Lines of data:
■ ■ ■ ■ ■ ■ ■

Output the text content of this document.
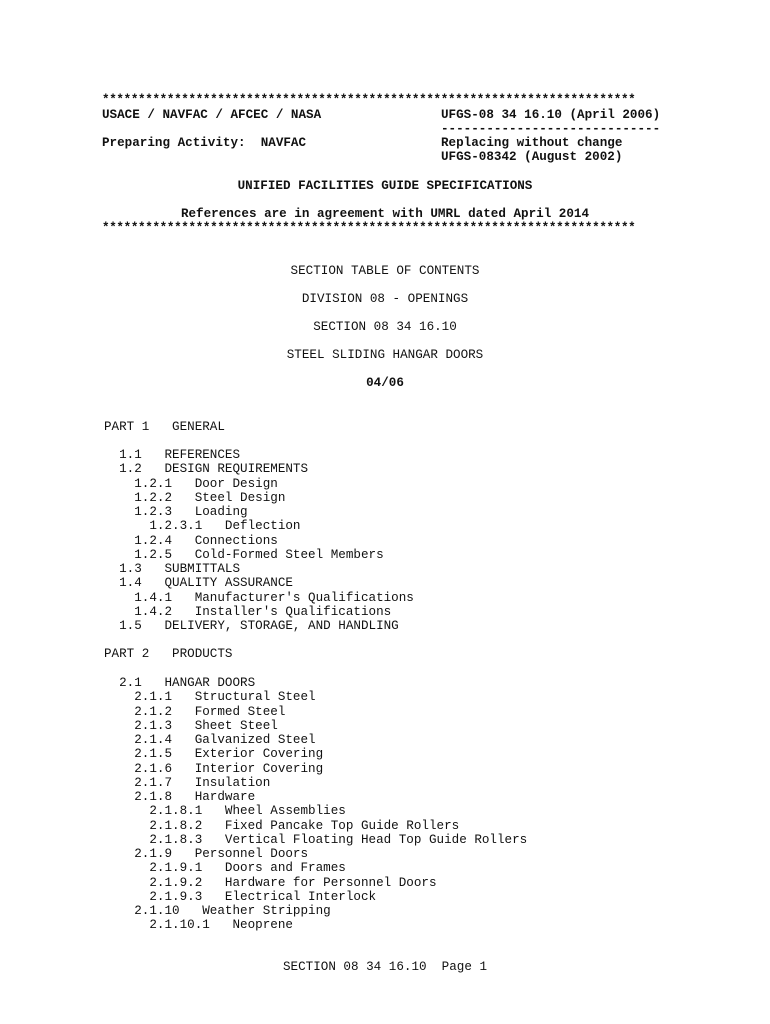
**************************************************************************
USACE / NAVFAC / AFCEC / NASA	UFGS-08 34 16.10 (April 2006)
-----------------------------
Preparing Activity:  NAVFAC	Replacing without change
UFGS-08342 (August 2002)
UNIFIED FACILITIES GUIDE SPECIFICATIONS
References are in agreement with UMRL dated April 2014
**************************************************************************
SECTION TABLE OF CONTENTS
DIVISION 08 - OPENINGS
SECTION 08 34 16.10
STEEL SLIDING HANGAR DOORS
04/06
PART 1   GENERAL
1.1   REFERENCES
1.2   DESIGN REQUIREMENTS
1.2.1   Door Design
1.2.2   Steel Design
1.2.3   Loading
1.2.3.1   Deflection
1.2.4   Connections
1.2.5   Cold-Formed Steel Members
1.3   SUBMITTALS
1.4   QUALITY ASSURANCE
1.4.1   Manufacturer's Qualifications
1.4.2   Installer's Qualifications
1.5   DELIVERY, STORAGE, AND HANDLING
PART 2   PRODUCTS
2.1   HANGAR DOORS
2.1.1   Structural Steel
2.1.2   Formed Steel
2.1.3   Sheet Steel
2.1.4   Galvanized Steel
2.1.5   Exterior Covering
2.1.6   Interior Covering
2.1.7   Insulation
2.1.8   Hardware
2.1.8.1   Wheel Assemblies
2.1.8.2   Fixed Pancake Top Guide Rollers
2.1.8.3   Vertical Floating Head Top Guide Rollers
2.1.9   Personnel Doors
2.1.9.1   Doors and Frames
2.1.9.2   Hardware for Personnel Doors
2.1.9.3   Electrical Interlock
2.1.10   Weather Stripping
2.1.10.1   Neoprene
SECTION 08 34 16.10  Page 1
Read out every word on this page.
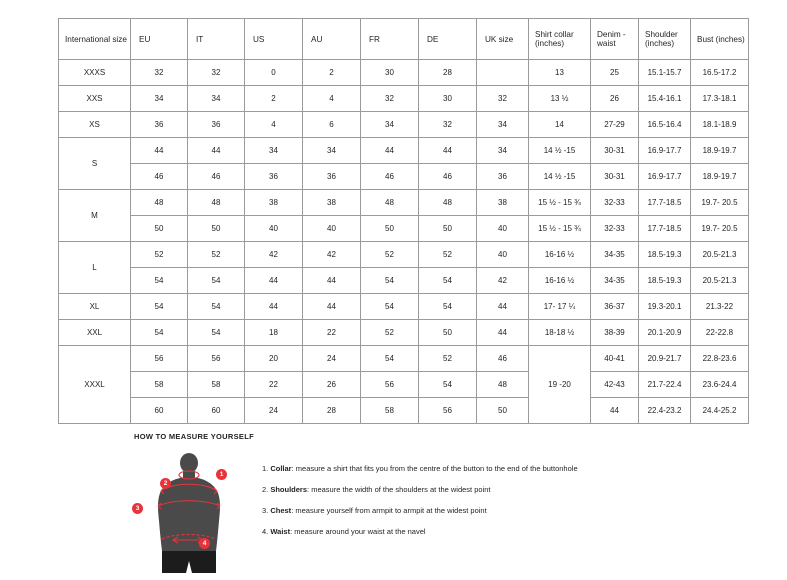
International size	EU	IT	US	AU	FR	DE	UK size	Shirt collar (inches)	Denim - waist	Shoulder (inches)	Bust (inches)
XXXS	32	32	0	2	30	28		13	25	15.1-15.7	16.5-17.2
XXS	34	34	2	4	32	30	32	13 ½	26	15.4-16.1	17.3-18.1
XS	36	36	4	6	34	32	34	14	27-29	16.5-16.4	18.1-18.9
S	44	44	34	34	44	44	34	14 ½ -15	30-31	16.9-17.7	18.9-19.7
	46	46	36	36	46	46	36	14 ½ -15	30-31	16.9-17.7	18.9-19.7
M	48	48	38	38	48	48	38	15 ½ - 15 ¾	32-33	17.7-18.5	19.7- 20.5
	50	50	40	40	50	50	40	15 ½ - 15 ¾	32-33	17.7-18.5	19.7- 20.5
L	52	52	42	42	52	52	40	16-16 ½	34-35	18.5-19.3	20.5-21.3
	54	54	44	44	54	54	42	16-16 ½	34-35	18.5-19.3	20.5-21.3
XL	54	54	44	44	54	54	44	17- 17 ¼	36-37	19.3-20.1	21.3-22
XXL	54	54	18	22	52	50	44	18-18 ½	38-39	20.1-20.9	22-22.8
XXXL	56	56	20	24	54	52	46	19 -20	40-41	20.9-21.7	22.8-23.6
	58	58	22	26	56	54	48		42-43	21.7-22.4	23.6-24.4
	60	60	24	28	58	56	50		44	22.4-23.2	24.4-25.2
HOW TO MEASURE YOURSELF
1
2
3
4
1. Collar: measure a shirt that fits you from the centre of the button to the end of the buttonhole
2. Shoulders: measure the width of the shoulders at the widest point
3. Chest: measure yourself from armpit to armpit at the widest point
4. Waist: measure around your waist at the navel
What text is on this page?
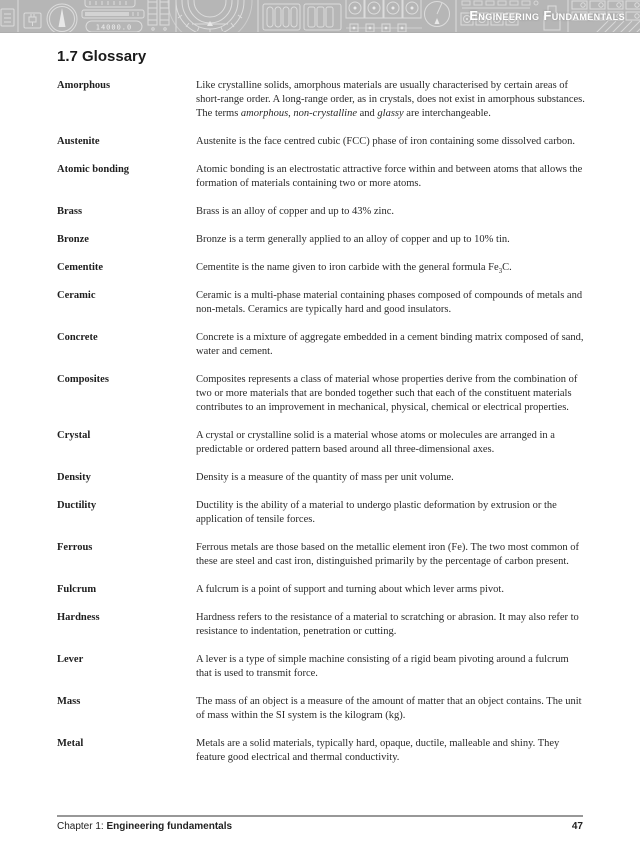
14000.0
Engineering Fundamentals
1.7 Glossary
Amorphous	Like crystalline solids, amorphous materials are usually characterised by certain areas of short-range order. A long-range order, as in crystals, does not exist in amorphous substances. The terms amorphous, non-crystalline and glassy are interchangeable.
Austenite	Austenite is the face centred cubic (FCC) phase of iron containing some dissolved carbon.
Atomic bonding	Atomic bonding is an electrostatic attractive force within and between atoms that allows the formation of materials containing two or more atoms.
Brass	Brass is an alloy of copper and up to 43% zinc.
Bronze	Bronze is a term generally applied to an alloy of copper and up to 10% tin.
Cementite	Cementite is the name given to iron carbide with the general formula $Fe_3C$.
Ceramic	Ceramic is a multi-phase material containing phases composed of compounds of metals and non-metals. Ceramics are typically hard and good insulators.
Concrete	Concrete is a mixture of aggregate embedded in a cement binding matrix composed of sand, water and cement.
Composites	Composites represents a class of material whose properties derive from the combination of two or more materials that are bonded together such that each of the constituent materials contributes to an improvement in mechanical, physical, chemical or electrical properties.
Crystal	A crystal or crystalline solid is a material whose atoms or molecules are arranged in a predictable or ordered pattern based around all three-dimensional axes.
Density	Density is a measure of the quantity of mass per unit volume.
Ductility	Ductility is the ability of a material to undergo plastic deformation by extrusion or the application of tensile forces.
Ferrous	Ferrous metals are those based on the metallic element iron (Fe). The two most common of these are steel and cast iron, distinguished primarily by the percentage of carbon present.
Fulcrum	A fulcrum is a point of support and turning about which lever arms pivot.
Hardness	Hardness refers to the resistance of a material to scratching or abrasion. It may also refer to resistance to indentation, penetration or cutting.
Lever	A lever is a type of simple machine consisting of a rigid beam pivoting around a fulcrum that is used to transmit force.
Mass	The mass of an object is a measure of the amount of matter that an object contains. The unit of mass within the SI system is the kilogram (kg).
Metal	Metals are a solid materials, typically hard, opaque, ductile, malleable and shiny. They feature good electrical and thermal conductivity.
Chapter 1: Engineering fundamentals	47
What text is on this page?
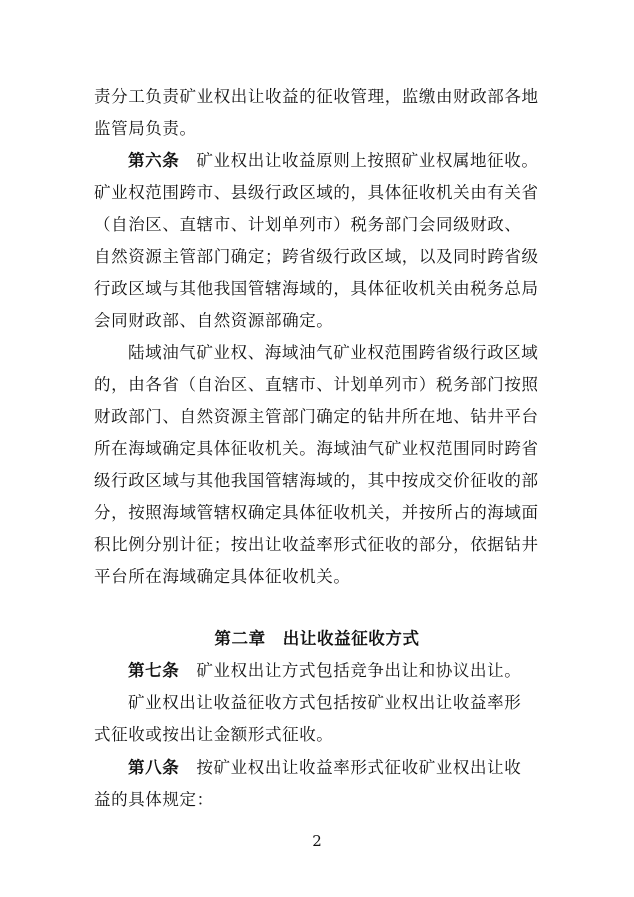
责分工负责矿业权出让收益的征收管理，监缴由财政部各地
监管局负责。
第六条　 矿业权出让收益原则上按照矿业权属地征收。
矿业权范围跨市、县级行政区域的，具体征收机关由有关省
（自治区、直辖市、计划单列市）税务部门会同级财政、
自然资源主管部门确定；跨省级行政区域，以及同时跨省级
行政区域与其他我国管辖海域的，具体征收机关由税务总局
会同财政部、自然资源部确定。
陆域油气矿业权、海域油气矿业权范围跨省级行政区域
的，由各省（自治区、直辖市、计划单列市）税务部门按照
财政部门、自然资源主管部门确定的钻井所在地、钻井平台
所在海域确定具体征收机关。海域油气矿业权范围同时跨省
级行政区域与其他我国管辖海域的，其中按成交价征收的部
分，按照海域管辖权确定具体征收机关，并按所占的海域面
积比例分别计征；按出让收益率形式征收的部分，依据钻井
平台所在海域确定具体征收机关。
第二章　出让收益征收方式
第七条　 矿业权出让方式包括竞争出让和协议出让。
矿业权出让收益征收方式包括按矿业权出让收益率形
式征收或按出让金额形式征收。
第八条　 按矿业权出让收益率形式征收矿业权出让收
益的具体规定：
2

■ ■ ■ ■ ■ ■ ■

Quote every record above exactly, omitting any pictures they contain.

» **Answer to this problem**:
Output the text content of this document.
**************************************************************************
USACE / NAVFAC / AFCEC / NASA	UFGS-08 34 16.10 (April 2006)
-----------------------------
Preparing Activity:  NAVFAC	Replacing without change
UFGS-08342 (August 2002)
UNIFIED FACILITIES GUIDE SPECIFICATIONS
References are in agreement with UMRL dated April 2014
**************************************************************************
SECTION TABLE OF CONTENTS
DIVISION 08 - OPENINGS
SECTION 08 34 16.10
STEEL SLIDING HANGAR DOORS
04/06
PART 1   GENERAL
1.1   REFERENCES
1.2   DESIGN REQUIREMENTS
1.2.1   Door Design
1.2.2   Steel Design
1.2.3   Loading
1.2.3.1   Deflection
1.2.4   Connections
1.2.5   Cold-Formed Steel Members
1.3   SUBMITTALS
1.4   QUALITY ASSURANCE
1.4.1   Manufacturer's Qualifications
1.4.2   Installer's Qualifications
1.5   DELIVERY, STORAGE, AND HANDLING
PART 2   PRODUCTS
2.1   HANGAR DOORS
2.1.1   Structural Steel
2.1.2   Formed Steel
2.1.3   Sheet Steel
2.1.4   Galvanized Steel
2.1.5   Exterior Covering
2.1.6   Interior Covering
2.1.7   Insulation
2.1.8   Hardware
2.1.8.1   Wheel Assemblies
2.1.8.2   Fixed Pancake Top Guide Rollers
2.1.8.3   Vertical Floating Head Top Guide Rollers
2.1.9   Personnel Doors
2.1.9.1   Doors and Frames
2.1.9.2   Hardware for Personnel Doors
2.1.9.3   Electrical Interlock
2.1.10   Weather Stripping
2.1.10.1   Neoprene
SECTION 08 34 16.10  Page 1
Read out every word on this page.
International size	EU	IT	US	AU	FR	DE	UK size	Shirt collar (inches)	Denim - waist	Shoulder (inches)	Bust (inches)
XXXS	32	32	0	2	30	28		13	25	15.1-15.7	16.5-17.2
XXS	34	34	2	4	32	30	32	13 ½	26	15.4-16.1	17.3-18.1
XS	36	36	4	6	34	32	34	14	27-29	16.5-16.4	18.1-18.9
S	44	44	34	34	44	44	34	14 ½ -15	30-31	16.9-17.7	18.9-19.7
	46	46	36	36	46	46	36	14 ½ -15	30-31	16.9-17.7	18.9-19.7
M	48	48	38	38	48	48	38	15 ½ - 15 ¾	32-33	17.7-18.5	19.7- 20.5
	50	50	40	40	50	50	40	15 ½ - 15 ¾	32-33	17.7-18.5	19.7- 20.5
L	52	52	42	42	52	52	40	16-16 ½	34-35	18.5-19.3	20.5-21.3
	54	54	44	44	54	54	42	16-16 ½	34-35	18.5-19.3	20.5-21.3
XL	54	54	44	44	54	54	44	17- 17 ¼	36-37	19.3-20.1	21.3-22
XXL	54	54	18	22	52	50	44	18-18 ½	38-39	20.1-20.9	22-22.8
XXXL	56	56	20	24	54	52	46	19 -20	40-41	20.9-21.7	22.8-23.6
	58	58	22	26	56	54	48		42-43	21.7-22.4	23.6-24.4
	60	60	24	28	58	56	50		44	22.4-23.2	24.4-25.2
HOW TO MEASURE YOURSELF
1
2
3
4
1. Collar: measure a shirt that fits you from the centre of the button to the end of the buttonhole
2. Shoulders: measure the width of the shoulders at the widest point
3. Chest: measure yourself from armpit to armpit at the widest point
4. Waist: measure around your waist at the navel
What text is on this page?
14000.0
Engineering Fundamentals
1.7 Glossary
Amorphous	Like crystalline solids, amorphous materials are usually characterised by certain areas of short-range order. A long-range order, as in crystals, does not exist in amorphous substances. The terms amorphous, non-crystalline and glassy are interchangeable.
Austenite	Austenite is the face centred cubic (FCC) phase of iron containing some dissolved carbon.
Atomic bonding	Atomic bonding is an electrostatic attractive force within and between atoms that allows the formation of materials containing two or more atoms.
Brass	Brass is an alloy of copper and up to 43% zinc.
Bronze	Bronze is a term generally applied to an alloy of copper and up to 10% tin.
Cementite	Cementite is the name given to iron carbide with the general formula $Fe_3C$.
Ceramic	Ceramic is a multi-phase material containing phases composed of compounds of metals and non-metals. Ceramics are typically hard and good insulators.
Concrete	Concrete is a mixture of aggregate embedded in a cement binding matrix composed of sand, water and cement.
Composites	Composites represents a class of material whose properties derive from the combination of two or more materials that are bonded together such that each of the constituent materials contributes to an improvement in mechanical, physical, chemical or electrical properties.
Crystal	A crystal or crystalline solid is a material whose atoms or molecules are arranged in a predictable or ordered pattern based around all three-dimensional axes.
Density	Density is a measure of the quantity of mass per unit volume.
Ductility	Ductility is the ability of a material to undergo plastic deformation by extrusion or the application of tensile forces.
Ferrous	Ferrous metals are those based on the metallic element iron (Fe). The two most common of these are steel and cast iron, distinguished primarily by the percentage of carbon present.
Fulcrum	A fulcrum is a point of support and turning about which lever arms pivot.
Hardness	Hardness refers to the resistance of a material to scratching or abrasion. It may also refer to resistance to indentation, penetration or cutting.
Lever	A lever is a type of simple machine consisting of a rigid beam pivoting around a fulcrum that is used to transmit force.
Mass	The mass of an object is a measure of the amount of matter that an object contains. The unit of mass within the SI system is the kilogram (kg).
Metal	Metals are a solid materials, typically hard, opaque, ductile, malleable and shiny. They feature good electrical and thermal conductivity.
Chapter 1: Engineering fundamentals	47
What text is on this page?
责分工负责矿业权出让收益的征收管理，监缴由财政部各地
监管局负责。
第六条　 矿业权出让收益原则上按照矿业权属地征收。
矿业权范围跨市、县级行政区域的，具体征收机关由有关省
（自治区、直辖市、计划单列市）税务部门会同级财政、
自然资源主管部门确定；跨省级行政区域，以及同时跨省级
行政区域与其他我国管辖海域的，具体征收机关由税务总局
会同财政部、自然资源部确定。
陆域油气矿业权、海域油气矿业权范围跨省级行政区域
的，由各省（自治区、直辖市、计划单列市）税务部门按照
财政部门、自然资源主管部门确定的钻井所在地、钻井平台
所在海域确定具体征收机关。海域油气矿业权范围同时跨省
级行政区域与其他我国管辖海域的，其中按成交价征收的部
分，按照海域管辖权确定具体征收机关，并按所占的海域面
积比例分别计征；按出让收益率形式征收的部分，依据钻井
平台所在海域确定具体征收机关。
第二章　出让收益征收方式
第七条　 矿业权出让方式包括竞争出让和协议出让。
矿业权出让收益征收方式包括按矿业权出让收益率形
式征收或按出让金额形式征收。
第八条　 按矿业权出让收益率形式征收矿业权出让收
益的具体规定：
2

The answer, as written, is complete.